* _EXERCISE OBJECTIVE_: In the records below, find each line containing the word "said" and copy it.

Extracted records
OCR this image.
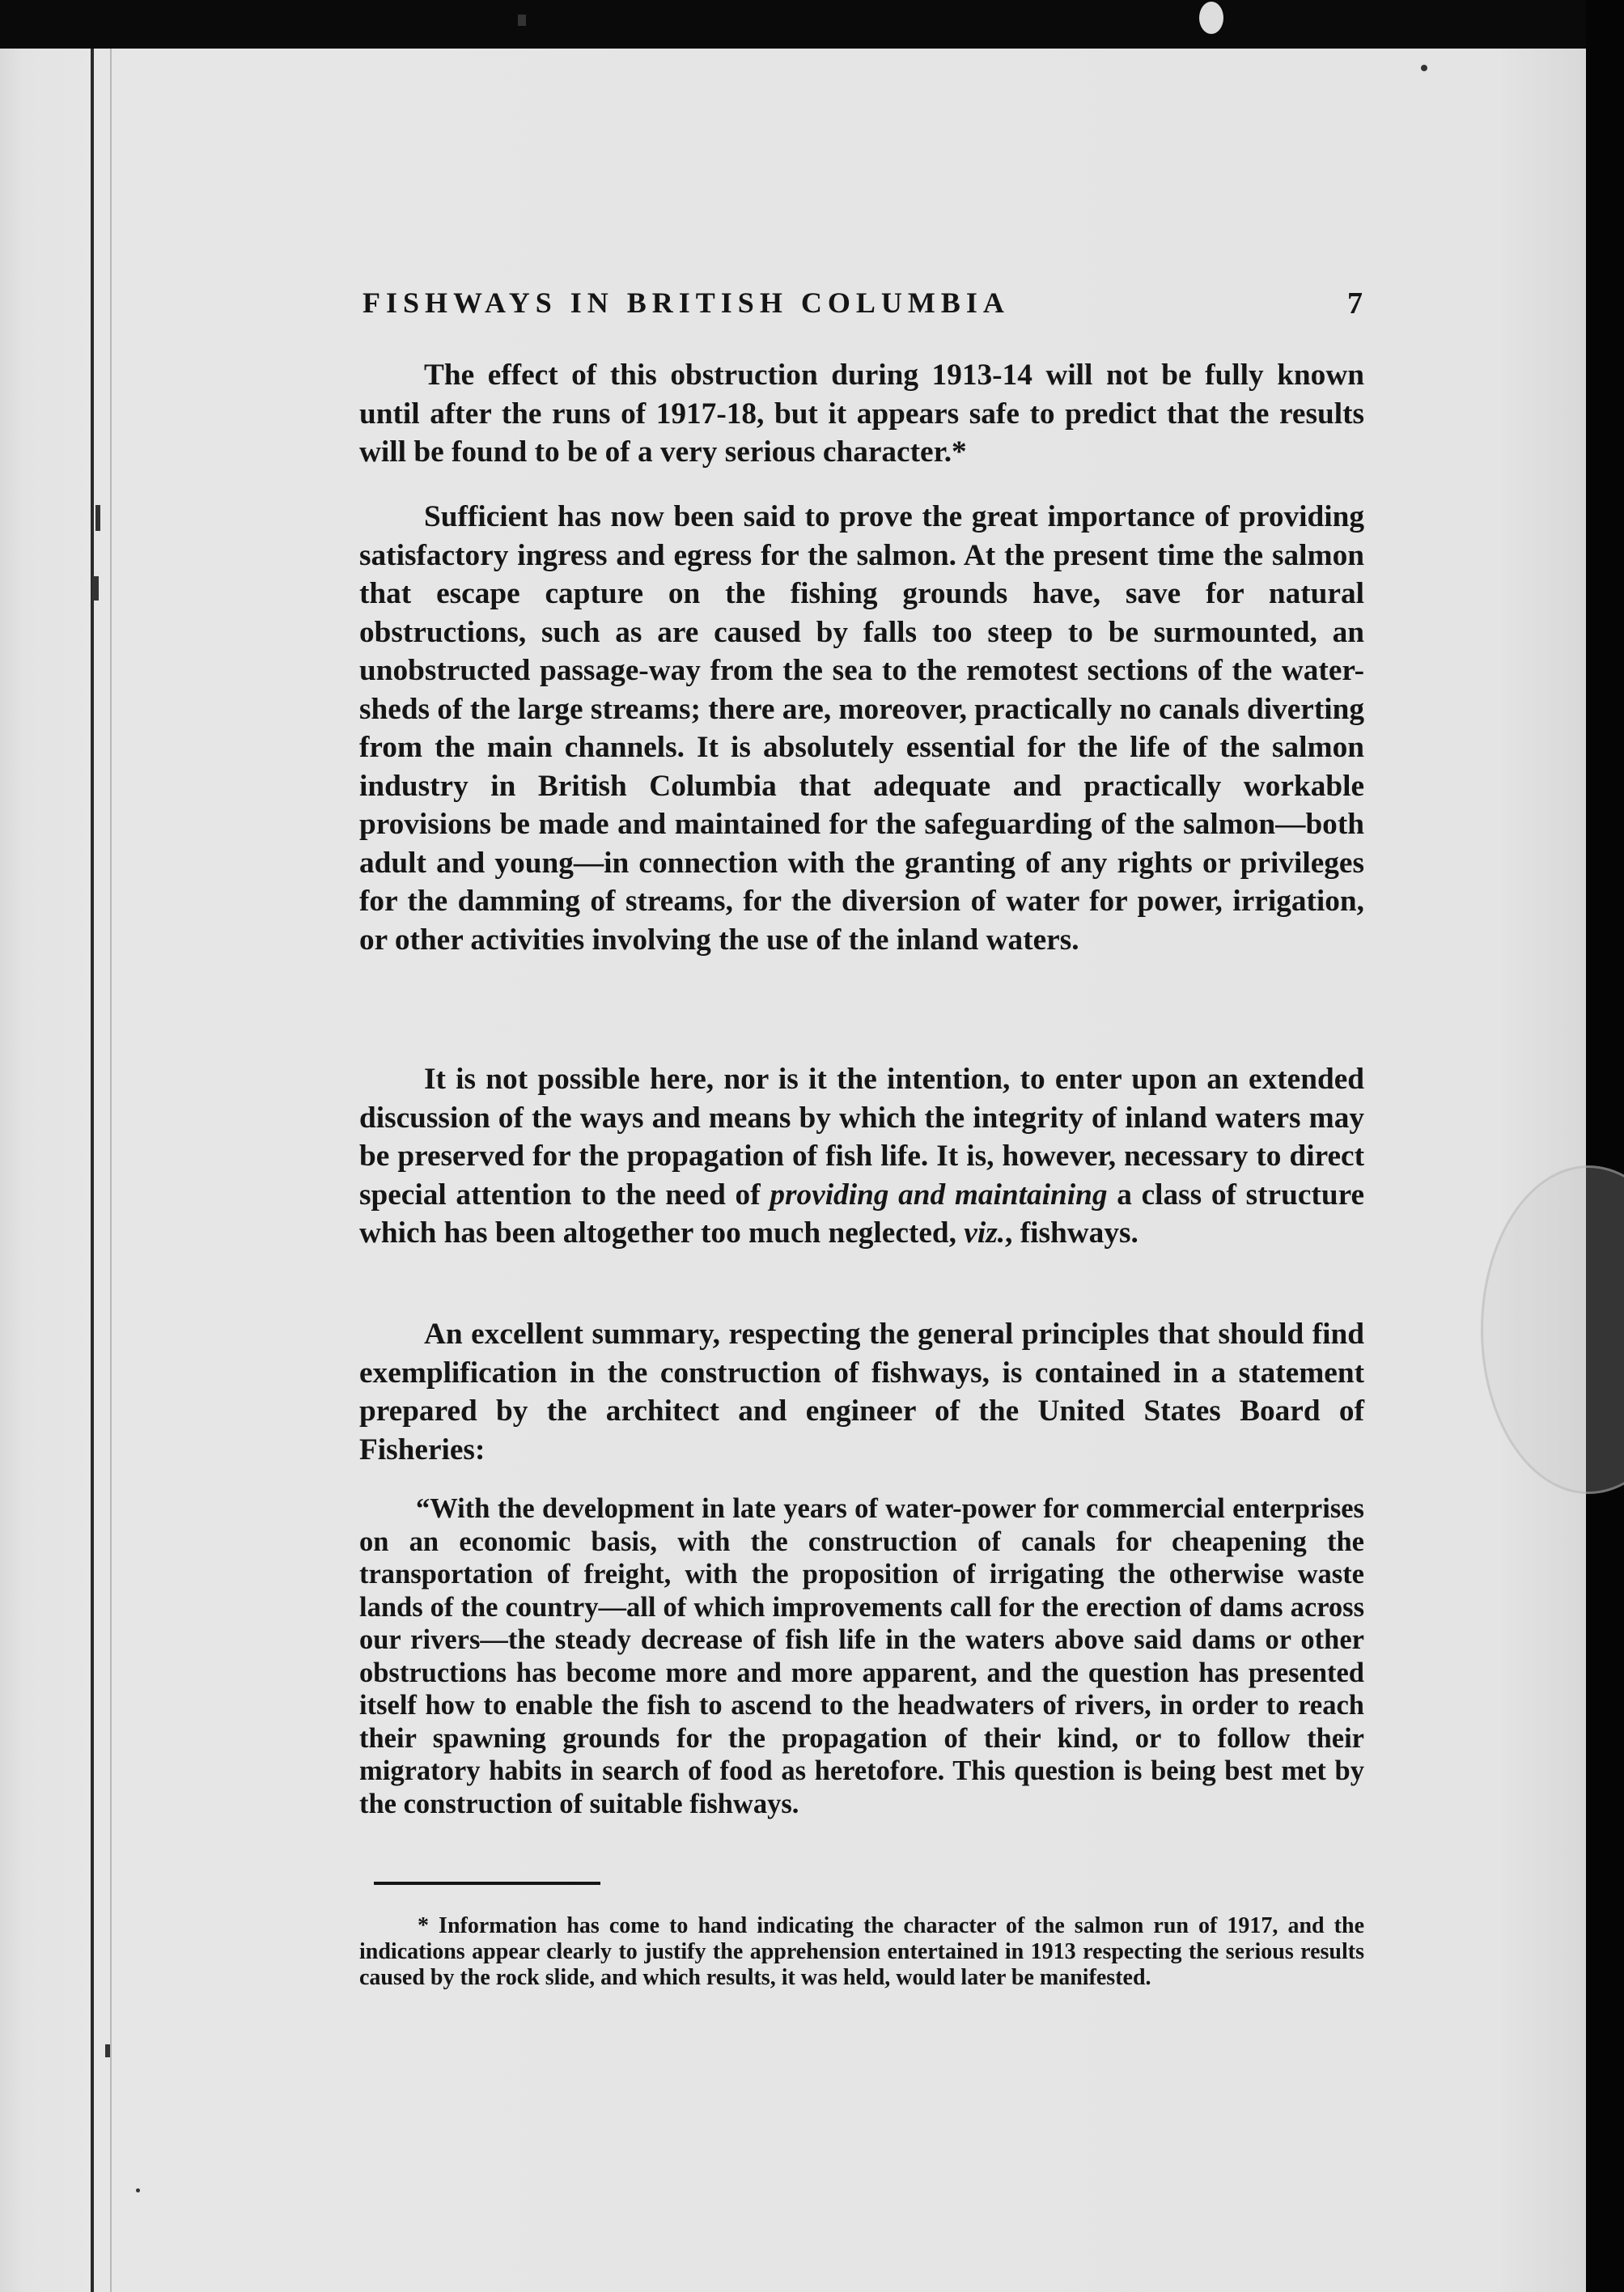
FISHWAYS IN BRITISH COLUMBIA	7

The effect of this obstruction during 1913-14 will not be fully known until after the runs of 1917-18, but it appears safe to predict that the results will be found to be of a very serious character.*

Sufficient has now been said to prove the great importance of providing satisfactory ingress and egress for the salmon. At the present time the salmon that escape capture on the fishing grounds have, save for natural obstructions, such as are caused by falls too steep to be surmounted, an unobstructed passage-way from the sea to the remotest sections of the water-sheds of the large streams; there are, moreover, practically no canals diverting from the main channels. It is absolutely essential for the life of the salmon industry in British Columbia that adequate and practically workable provisions be made and maintained for the safeguarding of the salmon—both adult and young—in connection with the granting of any rights or privileges for the damming of streams, for the diversion of water for power, irrigation, or other activities involving the use of the inland waters.

It is not possible here, nor is it the intention, to enter upon an extended discussion of the ways and means by which the integrity of inland waters may be preserved for the propagation of fish life. It is, however, necessary to direct special attention to the need of providing and maintaining a class of structure which has been altogether too much neglected, viz., fishways.

An excellent summary, respecting the general principles that should find exemplification in the construction of fishways, is contained in a statement prepared by the architect and engineer of the United States Board of Fisheries:

“With the development in late years of water-power for commercial enterprises on an economic basis, with the construction of canals for cheapening the transportation of freight, with the proposition of irrigating the otherwise waste lands of the country—all of which improvements call for the erection of dams across our rivers—the steady decrease of fish life in the waters above said dams or other obstructions has become more and more apparent, and the question has presented itself how to enable the fish to ascend to the headwaters of rivers, in order to reach their spawning grounds for the propagation of their kind, or to follow their migratory habits in search of food as heretofore. This question is being best met by the construction of suitable fishways.

* Information has come to hand indicating the character of the salmon run of 1917, and the indications appear clearly to justify the apprehension entertained in 1913 respecting the serious results caused by the rock slide, and which results, it was held, would later be manifested.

* _SOLUTION TO THE EXERCISE_:
Sufficient has now been said to prove the great importance of providing satisfactory ingress and egress for the salmon. At the present time the salmon that escape capture on the fishing grounds have, save for natural obstructions, such as are caused by falls too steep to be surmounted, an unobstructed passage-way from the sea to the remotest sections of the water-sheds of the large streams; there are, moreover, practically no canals diverting from the main channels. It is absolutely essential for the life of the salmon industry in British Columbia that adequate and practically workable provisions be made and maintained for the safeguarding of the salmon—both adult and young—in connection with the granting of any rights or privileges for the damming of streams, for the diversion of water for power, irrigation, or other activities involving the use of the inland waters.
“With the development in late years of water-power for commercial enterprises on an economic basis, with the construction of canals for cheapening the transportation of freight, with the proposition of irrigating the otherwise waste lands of the country—all of which improvements call for the erection of dams across our rivers—the steady decrease of fish life in the waters above said dams or other obstructions has become more and more apparent, and the question has presented itself how to enable the fish to ascend to the headwaters of rivers, in order to reach their spawning grounds for the propagation of their kind, or to follow their migratory habits in search of food as heretofore. This question is being best met by the construction of suitable fishways.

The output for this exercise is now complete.